*WHAT THE TASK REQUIRES:*
Report how many lines below contain the word "title". Give only the number.

[Data entries]
------------------------------------
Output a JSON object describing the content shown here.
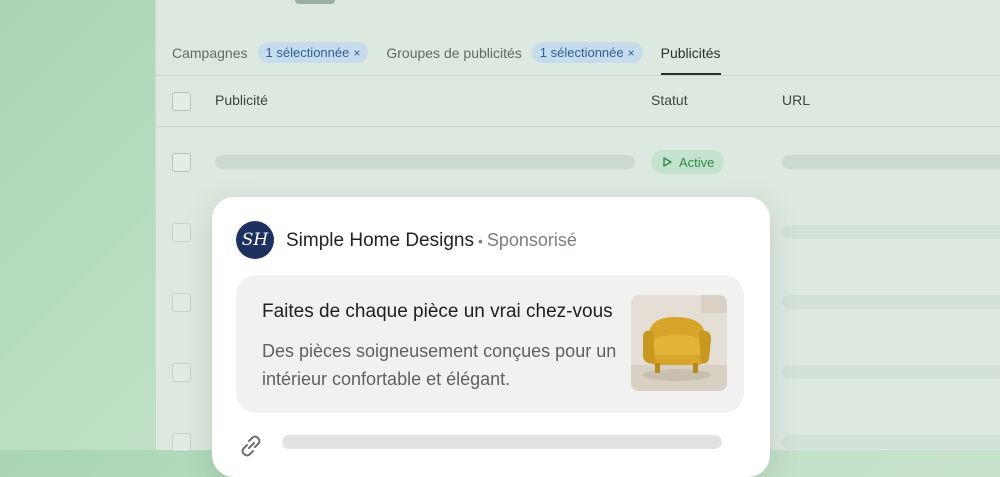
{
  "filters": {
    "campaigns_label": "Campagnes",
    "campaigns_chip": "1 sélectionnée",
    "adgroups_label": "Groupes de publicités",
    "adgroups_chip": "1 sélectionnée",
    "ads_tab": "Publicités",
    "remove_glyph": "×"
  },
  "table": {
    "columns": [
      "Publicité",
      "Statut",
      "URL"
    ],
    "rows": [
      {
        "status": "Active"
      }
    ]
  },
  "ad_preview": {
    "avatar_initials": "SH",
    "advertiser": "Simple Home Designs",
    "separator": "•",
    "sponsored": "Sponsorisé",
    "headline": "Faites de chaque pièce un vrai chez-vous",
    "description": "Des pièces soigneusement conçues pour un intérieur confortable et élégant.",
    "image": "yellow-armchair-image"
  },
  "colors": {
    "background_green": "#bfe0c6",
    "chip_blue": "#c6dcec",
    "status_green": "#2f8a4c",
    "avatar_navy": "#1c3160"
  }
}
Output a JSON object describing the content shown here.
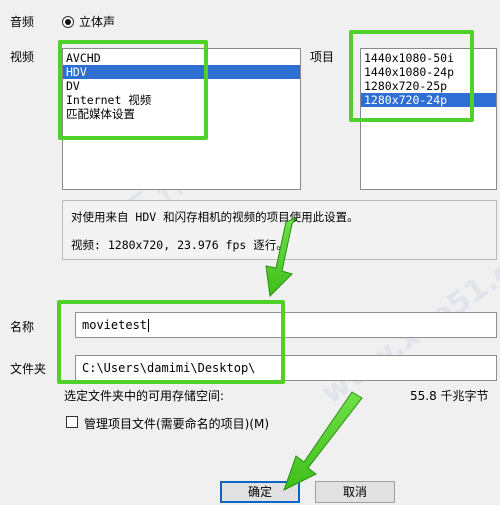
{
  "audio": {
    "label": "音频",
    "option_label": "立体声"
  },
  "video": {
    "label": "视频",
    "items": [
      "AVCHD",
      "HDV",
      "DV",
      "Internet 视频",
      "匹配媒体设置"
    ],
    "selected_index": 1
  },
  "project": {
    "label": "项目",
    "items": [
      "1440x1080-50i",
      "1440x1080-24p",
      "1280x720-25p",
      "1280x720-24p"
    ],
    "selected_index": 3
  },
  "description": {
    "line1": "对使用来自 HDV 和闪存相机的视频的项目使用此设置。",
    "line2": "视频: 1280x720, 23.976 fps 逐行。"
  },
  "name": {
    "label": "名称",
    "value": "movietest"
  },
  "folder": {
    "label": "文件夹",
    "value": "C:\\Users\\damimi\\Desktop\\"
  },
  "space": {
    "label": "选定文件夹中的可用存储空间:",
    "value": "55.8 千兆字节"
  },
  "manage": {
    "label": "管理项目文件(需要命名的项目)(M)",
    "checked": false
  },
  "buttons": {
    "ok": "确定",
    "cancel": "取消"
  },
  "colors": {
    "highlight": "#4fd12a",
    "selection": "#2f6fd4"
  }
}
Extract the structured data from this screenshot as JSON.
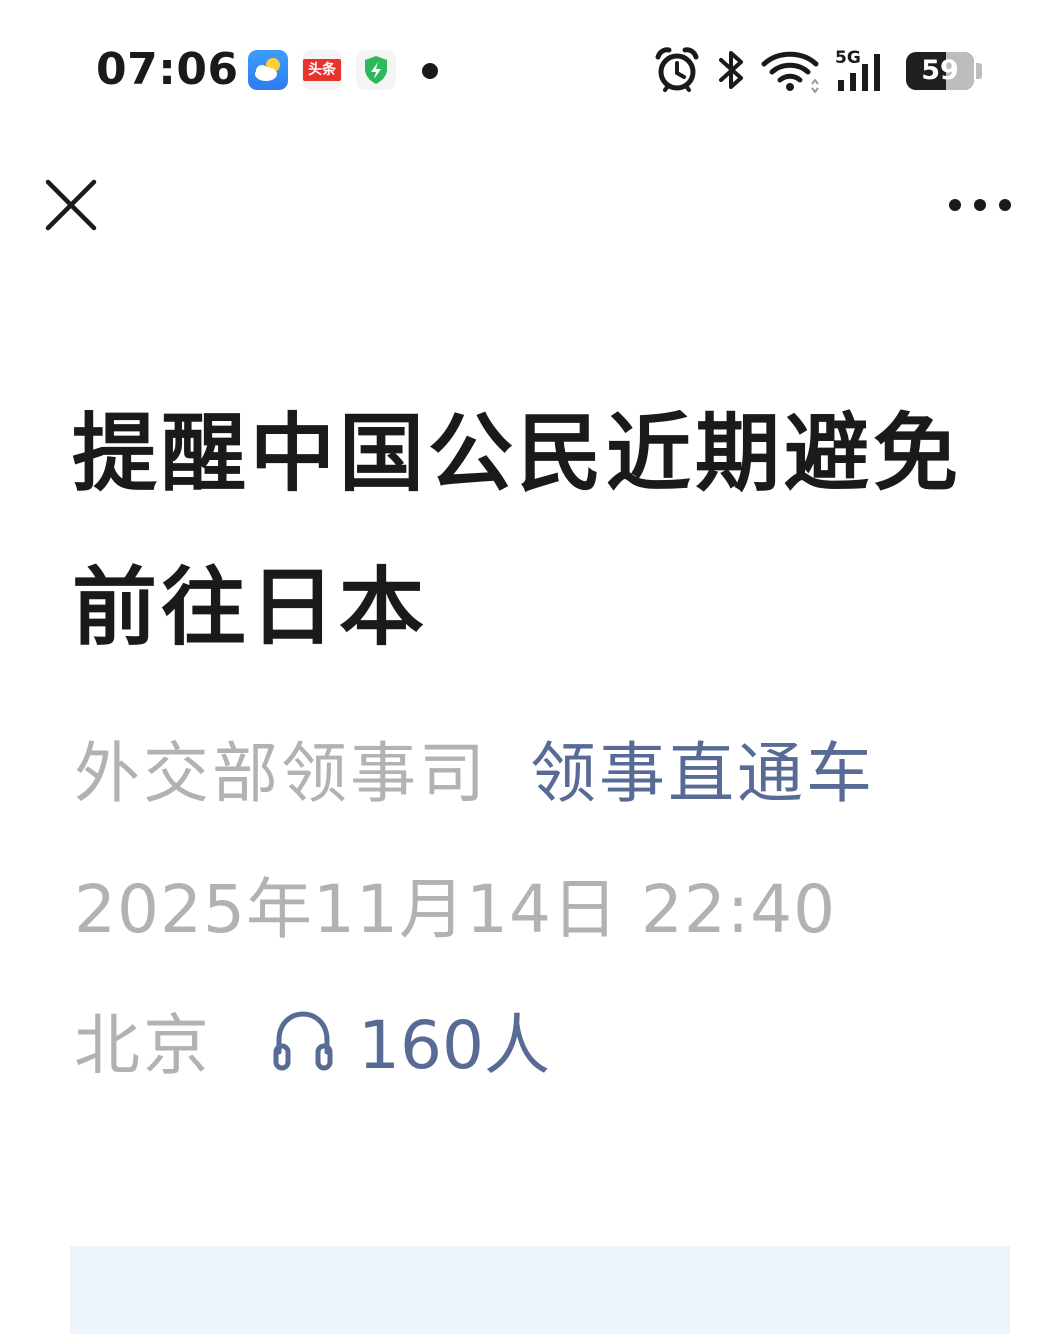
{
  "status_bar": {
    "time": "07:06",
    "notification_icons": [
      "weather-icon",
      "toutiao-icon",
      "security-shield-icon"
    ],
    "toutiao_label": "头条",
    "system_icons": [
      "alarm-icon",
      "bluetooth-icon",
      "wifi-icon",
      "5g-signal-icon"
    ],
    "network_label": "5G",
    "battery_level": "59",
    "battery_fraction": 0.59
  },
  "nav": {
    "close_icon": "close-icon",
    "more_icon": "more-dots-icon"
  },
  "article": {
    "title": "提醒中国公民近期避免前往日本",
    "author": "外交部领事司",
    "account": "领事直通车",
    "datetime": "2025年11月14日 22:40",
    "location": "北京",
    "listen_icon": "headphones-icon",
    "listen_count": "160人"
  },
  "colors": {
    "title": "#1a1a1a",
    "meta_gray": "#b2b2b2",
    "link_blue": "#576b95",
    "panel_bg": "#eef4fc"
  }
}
------------------------------------
*TASK SOLUTION:*
2